▶ [Requirement]: Nothing may be dropped or altered: reproduce all the data.

------------------------

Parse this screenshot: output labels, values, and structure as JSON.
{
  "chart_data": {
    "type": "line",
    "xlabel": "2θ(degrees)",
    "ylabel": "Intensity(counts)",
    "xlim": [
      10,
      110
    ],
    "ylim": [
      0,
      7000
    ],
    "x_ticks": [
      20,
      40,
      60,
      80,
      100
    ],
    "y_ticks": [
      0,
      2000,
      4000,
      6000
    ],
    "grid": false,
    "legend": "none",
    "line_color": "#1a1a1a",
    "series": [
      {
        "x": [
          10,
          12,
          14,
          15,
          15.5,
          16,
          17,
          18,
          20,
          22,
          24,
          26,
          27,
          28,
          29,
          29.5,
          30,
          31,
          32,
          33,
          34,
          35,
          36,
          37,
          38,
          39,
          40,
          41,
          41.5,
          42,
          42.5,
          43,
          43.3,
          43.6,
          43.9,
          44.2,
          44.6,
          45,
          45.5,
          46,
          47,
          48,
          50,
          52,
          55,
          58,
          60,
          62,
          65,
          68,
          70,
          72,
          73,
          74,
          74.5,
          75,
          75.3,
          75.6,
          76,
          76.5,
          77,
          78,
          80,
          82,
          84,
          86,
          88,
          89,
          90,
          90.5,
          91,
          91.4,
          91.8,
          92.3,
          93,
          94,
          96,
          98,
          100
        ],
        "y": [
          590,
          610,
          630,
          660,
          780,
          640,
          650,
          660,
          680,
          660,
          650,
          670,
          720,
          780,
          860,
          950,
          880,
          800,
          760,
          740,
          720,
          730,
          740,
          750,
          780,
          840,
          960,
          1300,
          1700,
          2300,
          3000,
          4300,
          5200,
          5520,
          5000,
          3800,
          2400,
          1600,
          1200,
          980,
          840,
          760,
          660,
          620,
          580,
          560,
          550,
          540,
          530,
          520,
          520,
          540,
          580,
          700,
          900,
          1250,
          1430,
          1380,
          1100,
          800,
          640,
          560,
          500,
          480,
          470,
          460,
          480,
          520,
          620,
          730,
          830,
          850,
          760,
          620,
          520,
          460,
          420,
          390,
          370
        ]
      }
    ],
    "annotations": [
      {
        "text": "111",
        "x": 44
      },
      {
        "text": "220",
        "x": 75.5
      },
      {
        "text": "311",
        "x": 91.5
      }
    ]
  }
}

------------------------

▶ [Solution]:
Parse this screenshot: output labels, values, and structure as JSON.
{
  "chart_data": {
    "type": "line",
    "xlabel": "2θ(degrees)",
    "ylabel": "Intensity(counts)",
    "xlim": [
      10,
      110
    ],
    "ylim": [
      0,
      7000
    ],
    "x_ticks": [
      20,
      40,
      60,
      80,
      100
    ],
    "y_ticks": [
      0,
      2000,
      4000,
      6000
    ],
    "grid": false,
    "legend": "none",
    "line_color": "#1a1a1a",
    "series": [
      {
        "x": [
          10,
          12,
          14,
          15,
          15.5,
          16,
          17,
          18,
          20,
          22,
          24,
          26,
          27,
          28,
          29,
          29.5,
          30,
          31,
          32,
          33,
          34,
          35,
          36,
          37,
          38,
          39,
          40,
          41,
          41.5,
          42,
          42.5,
          43,
          43.3,
          43.6,
          43.9,
          44.2,
          44.6,
          45,
          45.5,
          46,
          47,
          48,
          50,
          52,
          55,
          58,
          60,
          62,
          65,
          68,
          70,
          72,
          73,
          74,
          74.5,
          75,
          75.3,
          75.6,
          76,
          76.5,
          77,
          78,
          80,
          82,
          84,
          86,
          88,
          89,
          90,
          90.5,
          91,
          91.4,
          91.8,
          92.3,
          93,
          94,
          96,
          98,
          100
        ],
        "y": [
          590,
          610,
          630,
          660,
          780,
          640,
          650,
          660,
          680,
          660,
          650,
          670,
          720,
          780,
          860,
          950,
          880,
          800,
          760,
          740,
          720,
          730,
          740,
          750,
          780,
          840,
          960,
          1300,
          1700,
          2300,
          3000,
          4300,
          5200,
          5520,
          5000,
          3800,
          2400,
          1600,
          1200,
          980,
          840,
          760,
          660,
          620,
          580,
          560,
          550,
          540,
          530,
          520,
          520,
          540,
          580,
          700,
          900,
          1250,
          1430,
          1380,
          1100,
          800,
          640,
          560,
          500,
          480,
          470,
          460,
          480,
          520,
          620,
          730,
          830,
          850,
          760,
          620,
          520,
          460,
          420,
          390,
          370
        ]
      }
    ],
    "annotations": [
      {
        "text": "111",
        "x": 44
      },
      {
        "text": "220",
        "x": 75.5
      },
      {
        "text": "311",
        "x": 91.5
      }
    ]
  }
}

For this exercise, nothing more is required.